§ **WHAT IS NEEDED**: In the following material, identify every line holding the string "Customer" and return it.

(Dataset items)

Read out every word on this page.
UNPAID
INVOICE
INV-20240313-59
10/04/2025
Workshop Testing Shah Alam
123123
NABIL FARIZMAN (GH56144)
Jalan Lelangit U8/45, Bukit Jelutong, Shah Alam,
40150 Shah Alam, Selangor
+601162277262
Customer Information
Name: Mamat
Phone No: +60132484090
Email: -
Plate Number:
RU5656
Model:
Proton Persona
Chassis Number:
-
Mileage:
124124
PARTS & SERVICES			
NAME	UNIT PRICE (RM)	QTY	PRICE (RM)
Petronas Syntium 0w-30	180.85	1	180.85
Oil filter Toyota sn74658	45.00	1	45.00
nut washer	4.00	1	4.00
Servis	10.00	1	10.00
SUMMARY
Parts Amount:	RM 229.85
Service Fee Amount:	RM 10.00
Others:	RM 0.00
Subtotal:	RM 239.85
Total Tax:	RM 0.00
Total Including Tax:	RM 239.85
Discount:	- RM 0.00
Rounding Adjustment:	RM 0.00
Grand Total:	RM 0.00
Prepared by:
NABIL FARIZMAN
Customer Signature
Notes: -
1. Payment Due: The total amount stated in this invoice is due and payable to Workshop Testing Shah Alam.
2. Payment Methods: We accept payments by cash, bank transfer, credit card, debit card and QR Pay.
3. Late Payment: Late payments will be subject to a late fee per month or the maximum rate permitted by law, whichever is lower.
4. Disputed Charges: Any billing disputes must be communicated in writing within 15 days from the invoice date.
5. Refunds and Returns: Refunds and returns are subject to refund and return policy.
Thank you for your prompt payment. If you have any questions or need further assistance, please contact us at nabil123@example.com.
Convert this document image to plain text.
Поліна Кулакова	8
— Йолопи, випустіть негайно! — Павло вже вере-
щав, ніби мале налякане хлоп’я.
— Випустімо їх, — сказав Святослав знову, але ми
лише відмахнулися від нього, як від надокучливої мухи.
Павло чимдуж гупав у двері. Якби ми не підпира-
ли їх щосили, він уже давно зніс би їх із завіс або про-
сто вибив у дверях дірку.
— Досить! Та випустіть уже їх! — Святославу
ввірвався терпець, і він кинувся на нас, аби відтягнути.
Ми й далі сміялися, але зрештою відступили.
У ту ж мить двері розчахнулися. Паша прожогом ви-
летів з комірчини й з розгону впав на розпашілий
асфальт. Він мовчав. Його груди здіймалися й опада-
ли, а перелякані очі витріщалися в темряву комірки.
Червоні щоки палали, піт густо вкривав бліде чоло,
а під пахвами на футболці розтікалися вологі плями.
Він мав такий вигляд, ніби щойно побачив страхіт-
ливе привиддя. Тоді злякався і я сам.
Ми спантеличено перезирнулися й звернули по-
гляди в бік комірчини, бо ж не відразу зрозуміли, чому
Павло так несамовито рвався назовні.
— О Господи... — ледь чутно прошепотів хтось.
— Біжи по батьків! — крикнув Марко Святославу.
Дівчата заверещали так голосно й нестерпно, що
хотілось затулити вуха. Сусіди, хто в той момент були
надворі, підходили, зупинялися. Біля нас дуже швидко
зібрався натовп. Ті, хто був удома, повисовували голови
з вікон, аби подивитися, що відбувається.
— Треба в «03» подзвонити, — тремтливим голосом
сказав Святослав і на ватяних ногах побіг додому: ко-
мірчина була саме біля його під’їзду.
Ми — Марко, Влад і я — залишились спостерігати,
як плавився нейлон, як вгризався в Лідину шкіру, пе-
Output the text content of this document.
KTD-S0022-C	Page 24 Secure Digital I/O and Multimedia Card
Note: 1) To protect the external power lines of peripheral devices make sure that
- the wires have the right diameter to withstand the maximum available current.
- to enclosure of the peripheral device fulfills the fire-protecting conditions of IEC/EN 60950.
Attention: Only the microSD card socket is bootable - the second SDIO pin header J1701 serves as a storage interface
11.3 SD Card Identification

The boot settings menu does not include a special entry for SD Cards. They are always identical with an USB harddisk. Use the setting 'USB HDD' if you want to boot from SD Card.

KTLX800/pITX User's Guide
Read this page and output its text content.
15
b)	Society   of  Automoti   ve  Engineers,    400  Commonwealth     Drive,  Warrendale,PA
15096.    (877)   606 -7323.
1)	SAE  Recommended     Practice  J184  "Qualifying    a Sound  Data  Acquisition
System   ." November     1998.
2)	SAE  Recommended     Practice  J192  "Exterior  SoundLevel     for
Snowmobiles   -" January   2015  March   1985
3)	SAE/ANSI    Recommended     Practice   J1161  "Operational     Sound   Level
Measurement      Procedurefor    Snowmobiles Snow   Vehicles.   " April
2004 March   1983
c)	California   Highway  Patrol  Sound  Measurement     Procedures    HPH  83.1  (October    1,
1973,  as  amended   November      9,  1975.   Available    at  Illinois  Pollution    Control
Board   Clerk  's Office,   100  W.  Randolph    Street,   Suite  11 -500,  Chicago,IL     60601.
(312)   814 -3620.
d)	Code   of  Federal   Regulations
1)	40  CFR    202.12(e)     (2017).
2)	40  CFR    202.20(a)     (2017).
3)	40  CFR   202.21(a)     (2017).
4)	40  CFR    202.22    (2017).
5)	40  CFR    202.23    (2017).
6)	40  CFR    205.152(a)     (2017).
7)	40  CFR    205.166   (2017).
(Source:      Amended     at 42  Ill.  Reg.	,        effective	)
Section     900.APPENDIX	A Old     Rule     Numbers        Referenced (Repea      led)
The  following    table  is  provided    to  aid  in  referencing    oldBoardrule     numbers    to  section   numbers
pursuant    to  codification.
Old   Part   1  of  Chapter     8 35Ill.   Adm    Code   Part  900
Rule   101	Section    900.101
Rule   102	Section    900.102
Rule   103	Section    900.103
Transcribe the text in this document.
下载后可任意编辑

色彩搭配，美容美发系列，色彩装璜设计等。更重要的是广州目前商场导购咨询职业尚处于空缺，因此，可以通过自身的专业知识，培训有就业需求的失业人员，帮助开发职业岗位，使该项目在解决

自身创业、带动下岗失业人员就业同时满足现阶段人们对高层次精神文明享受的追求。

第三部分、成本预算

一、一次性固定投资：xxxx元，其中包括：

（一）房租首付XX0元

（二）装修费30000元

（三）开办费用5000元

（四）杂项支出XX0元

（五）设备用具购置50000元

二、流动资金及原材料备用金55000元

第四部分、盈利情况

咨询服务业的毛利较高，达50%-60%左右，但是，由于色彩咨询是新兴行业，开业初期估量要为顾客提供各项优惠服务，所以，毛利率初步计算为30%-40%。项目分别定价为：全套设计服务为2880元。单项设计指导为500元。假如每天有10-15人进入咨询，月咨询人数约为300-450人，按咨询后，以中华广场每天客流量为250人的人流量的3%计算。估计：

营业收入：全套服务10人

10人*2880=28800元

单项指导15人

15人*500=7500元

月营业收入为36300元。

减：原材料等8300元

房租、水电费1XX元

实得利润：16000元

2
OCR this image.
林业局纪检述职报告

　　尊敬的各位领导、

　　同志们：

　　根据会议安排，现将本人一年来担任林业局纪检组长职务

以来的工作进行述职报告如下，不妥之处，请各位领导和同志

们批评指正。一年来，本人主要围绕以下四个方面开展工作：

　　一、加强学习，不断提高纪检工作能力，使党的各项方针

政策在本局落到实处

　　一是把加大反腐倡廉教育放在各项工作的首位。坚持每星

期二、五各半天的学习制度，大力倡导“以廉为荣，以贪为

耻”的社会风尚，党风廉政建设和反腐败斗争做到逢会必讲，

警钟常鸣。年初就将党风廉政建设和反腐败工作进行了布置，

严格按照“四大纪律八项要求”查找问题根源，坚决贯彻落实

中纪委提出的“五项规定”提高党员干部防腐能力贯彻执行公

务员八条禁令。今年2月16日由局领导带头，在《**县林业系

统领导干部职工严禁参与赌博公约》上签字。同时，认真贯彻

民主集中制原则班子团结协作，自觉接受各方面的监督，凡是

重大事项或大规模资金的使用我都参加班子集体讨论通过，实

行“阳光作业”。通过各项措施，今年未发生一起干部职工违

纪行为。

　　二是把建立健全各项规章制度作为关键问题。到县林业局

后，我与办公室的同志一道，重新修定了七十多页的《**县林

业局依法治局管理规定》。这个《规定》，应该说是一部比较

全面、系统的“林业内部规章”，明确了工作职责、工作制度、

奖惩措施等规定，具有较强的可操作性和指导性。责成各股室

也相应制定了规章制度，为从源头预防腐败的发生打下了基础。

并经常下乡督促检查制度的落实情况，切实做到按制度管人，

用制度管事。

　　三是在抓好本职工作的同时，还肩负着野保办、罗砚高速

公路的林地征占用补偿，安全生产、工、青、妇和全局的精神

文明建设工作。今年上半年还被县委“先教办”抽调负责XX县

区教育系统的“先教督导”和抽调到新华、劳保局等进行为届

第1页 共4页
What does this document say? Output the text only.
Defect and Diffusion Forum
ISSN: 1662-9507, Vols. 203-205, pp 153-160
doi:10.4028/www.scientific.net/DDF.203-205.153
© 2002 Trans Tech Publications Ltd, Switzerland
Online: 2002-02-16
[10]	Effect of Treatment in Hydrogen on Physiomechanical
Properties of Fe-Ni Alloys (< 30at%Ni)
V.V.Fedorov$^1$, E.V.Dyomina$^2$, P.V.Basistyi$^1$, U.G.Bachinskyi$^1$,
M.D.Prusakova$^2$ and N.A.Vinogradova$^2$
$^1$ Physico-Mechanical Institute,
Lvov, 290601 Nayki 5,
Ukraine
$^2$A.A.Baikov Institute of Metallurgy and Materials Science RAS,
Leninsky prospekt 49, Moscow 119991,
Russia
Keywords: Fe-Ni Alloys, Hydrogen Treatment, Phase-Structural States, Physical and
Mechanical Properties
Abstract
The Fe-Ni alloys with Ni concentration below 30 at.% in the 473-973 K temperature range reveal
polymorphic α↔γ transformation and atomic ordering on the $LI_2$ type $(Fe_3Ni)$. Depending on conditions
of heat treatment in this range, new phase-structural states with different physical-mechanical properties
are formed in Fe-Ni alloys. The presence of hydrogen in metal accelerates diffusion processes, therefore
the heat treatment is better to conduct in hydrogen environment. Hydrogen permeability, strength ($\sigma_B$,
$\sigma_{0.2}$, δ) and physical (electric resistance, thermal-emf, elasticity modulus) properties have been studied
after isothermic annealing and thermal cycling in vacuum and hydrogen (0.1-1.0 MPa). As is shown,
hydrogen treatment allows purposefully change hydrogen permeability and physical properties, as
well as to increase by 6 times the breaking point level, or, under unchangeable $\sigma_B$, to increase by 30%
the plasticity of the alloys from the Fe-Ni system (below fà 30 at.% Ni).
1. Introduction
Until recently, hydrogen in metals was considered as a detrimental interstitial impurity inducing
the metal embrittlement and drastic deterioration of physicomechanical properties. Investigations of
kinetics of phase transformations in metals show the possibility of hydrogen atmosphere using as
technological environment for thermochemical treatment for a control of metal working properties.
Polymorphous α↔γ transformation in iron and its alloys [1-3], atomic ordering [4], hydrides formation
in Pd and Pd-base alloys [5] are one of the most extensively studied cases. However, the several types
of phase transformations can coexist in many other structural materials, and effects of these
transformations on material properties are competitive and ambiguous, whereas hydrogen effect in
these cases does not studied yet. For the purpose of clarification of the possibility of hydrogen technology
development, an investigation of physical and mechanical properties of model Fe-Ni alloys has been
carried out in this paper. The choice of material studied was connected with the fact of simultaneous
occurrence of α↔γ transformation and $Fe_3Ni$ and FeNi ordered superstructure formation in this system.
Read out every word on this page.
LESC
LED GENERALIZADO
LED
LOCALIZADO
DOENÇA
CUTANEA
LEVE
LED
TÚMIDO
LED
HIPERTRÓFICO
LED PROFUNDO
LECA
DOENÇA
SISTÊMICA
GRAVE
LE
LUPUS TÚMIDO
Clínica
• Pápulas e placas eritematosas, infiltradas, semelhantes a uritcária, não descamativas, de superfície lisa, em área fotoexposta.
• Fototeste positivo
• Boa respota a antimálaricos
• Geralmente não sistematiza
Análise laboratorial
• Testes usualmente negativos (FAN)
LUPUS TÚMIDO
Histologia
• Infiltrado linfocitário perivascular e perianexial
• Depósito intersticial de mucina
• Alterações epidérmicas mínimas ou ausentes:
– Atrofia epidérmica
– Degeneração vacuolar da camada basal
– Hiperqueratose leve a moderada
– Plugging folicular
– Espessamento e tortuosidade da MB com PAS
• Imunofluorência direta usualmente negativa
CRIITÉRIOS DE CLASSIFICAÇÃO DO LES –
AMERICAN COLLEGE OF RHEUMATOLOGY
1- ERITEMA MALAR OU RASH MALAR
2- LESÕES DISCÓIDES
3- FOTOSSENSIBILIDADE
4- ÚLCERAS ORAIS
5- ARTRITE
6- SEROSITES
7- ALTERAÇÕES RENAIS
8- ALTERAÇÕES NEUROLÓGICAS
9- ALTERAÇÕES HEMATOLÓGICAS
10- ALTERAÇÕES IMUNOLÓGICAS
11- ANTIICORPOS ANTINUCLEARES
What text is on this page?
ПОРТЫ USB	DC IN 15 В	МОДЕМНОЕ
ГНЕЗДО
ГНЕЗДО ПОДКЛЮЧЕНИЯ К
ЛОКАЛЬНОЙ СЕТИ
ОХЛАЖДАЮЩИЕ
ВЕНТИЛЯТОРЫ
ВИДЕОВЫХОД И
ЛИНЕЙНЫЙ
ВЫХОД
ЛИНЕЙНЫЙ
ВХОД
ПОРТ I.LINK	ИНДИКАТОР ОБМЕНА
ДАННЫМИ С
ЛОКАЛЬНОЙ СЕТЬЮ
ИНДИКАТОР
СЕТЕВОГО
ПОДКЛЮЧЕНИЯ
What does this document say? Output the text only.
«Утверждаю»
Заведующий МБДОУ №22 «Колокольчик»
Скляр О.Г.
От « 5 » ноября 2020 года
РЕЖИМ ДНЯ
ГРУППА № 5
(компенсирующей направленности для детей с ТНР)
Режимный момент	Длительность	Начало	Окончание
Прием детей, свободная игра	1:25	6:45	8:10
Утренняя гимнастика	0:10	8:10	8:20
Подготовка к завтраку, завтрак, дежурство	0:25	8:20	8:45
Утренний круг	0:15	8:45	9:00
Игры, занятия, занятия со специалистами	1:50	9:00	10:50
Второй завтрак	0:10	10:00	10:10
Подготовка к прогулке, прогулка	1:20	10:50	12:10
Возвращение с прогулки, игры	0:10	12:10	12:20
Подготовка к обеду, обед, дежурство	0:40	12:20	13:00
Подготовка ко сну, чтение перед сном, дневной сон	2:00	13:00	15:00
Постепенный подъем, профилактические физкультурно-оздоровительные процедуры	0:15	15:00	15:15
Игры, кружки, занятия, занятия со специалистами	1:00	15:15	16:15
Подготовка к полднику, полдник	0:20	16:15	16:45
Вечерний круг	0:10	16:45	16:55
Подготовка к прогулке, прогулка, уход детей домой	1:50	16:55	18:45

§ **RESULT OF THE EXERCISE**:
Customer Information
Customer Signature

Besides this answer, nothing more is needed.